--- Start of Record extracts ---

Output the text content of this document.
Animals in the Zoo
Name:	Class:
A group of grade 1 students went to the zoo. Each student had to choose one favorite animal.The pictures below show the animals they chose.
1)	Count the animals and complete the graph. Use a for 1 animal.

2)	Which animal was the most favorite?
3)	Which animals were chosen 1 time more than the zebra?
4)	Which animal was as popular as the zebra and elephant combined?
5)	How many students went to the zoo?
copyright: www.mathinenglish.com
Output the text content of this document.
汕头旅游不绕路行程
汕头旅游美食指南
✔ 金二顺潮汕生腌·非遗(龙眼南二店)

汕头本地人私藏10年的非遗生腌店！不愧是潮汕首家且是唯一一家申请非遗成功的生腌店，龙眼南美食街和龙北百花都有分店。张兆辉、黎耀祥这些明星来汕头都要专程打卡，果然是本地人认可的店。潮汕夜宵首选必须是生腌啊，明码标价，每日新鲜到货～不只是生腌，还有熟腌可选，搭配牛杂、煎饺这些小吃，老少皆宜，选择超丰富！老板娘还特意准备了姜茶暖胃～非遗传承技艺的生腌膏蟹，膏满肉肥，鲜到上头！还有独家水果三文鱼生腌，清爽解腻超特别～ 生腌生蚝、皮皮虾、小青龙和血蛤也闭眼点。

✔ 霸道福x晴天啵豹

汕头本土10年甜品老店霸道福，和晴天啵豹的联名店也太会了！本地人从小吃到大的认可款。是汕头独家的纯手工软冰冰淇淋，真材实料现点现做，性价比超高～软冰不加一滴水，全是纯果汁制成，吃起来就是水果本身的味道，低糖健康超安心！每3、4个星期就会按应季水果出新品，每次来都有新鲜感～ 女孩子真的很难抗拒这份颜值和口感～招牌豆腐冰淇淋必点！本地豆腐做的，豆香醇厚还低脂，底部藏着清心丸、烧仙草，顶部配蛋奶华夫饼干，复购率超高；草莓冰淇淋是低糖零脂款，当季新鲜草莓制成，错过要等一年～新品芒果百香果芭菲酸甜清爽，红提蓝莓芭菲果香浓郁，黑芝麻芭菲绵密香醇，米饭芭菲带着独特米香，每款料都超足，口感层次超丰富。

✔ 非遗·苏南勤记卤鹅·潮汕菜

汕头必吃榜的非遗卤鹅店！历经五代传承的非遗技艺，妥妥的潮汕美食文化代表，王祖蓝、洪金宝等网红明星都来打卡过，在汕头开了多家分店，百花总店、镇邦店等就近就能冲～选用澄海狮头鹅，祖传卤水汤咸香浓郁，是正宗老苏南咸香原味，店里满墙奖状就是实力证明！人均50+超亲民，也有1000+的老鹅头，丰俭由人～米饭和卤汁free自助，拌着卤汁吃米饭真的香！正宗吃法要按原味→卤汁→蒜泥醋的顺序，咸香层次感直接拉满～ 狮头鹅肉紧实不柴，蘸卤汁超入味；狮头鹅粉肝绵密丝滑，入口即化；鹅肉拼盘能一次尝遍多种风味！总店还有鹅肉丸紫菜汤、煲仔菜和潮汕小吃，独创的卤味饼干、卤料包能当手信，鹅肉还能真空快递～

--- End of Record extracts ---

# Written task
Your task is to list each line of the records with the word "Which".

# Written answer
2)	Which animal was the most favorite?
3)	Which animals were chosen 1 time more than the zebra?
4)	Which animal was as popular as the zebra and elephant combined?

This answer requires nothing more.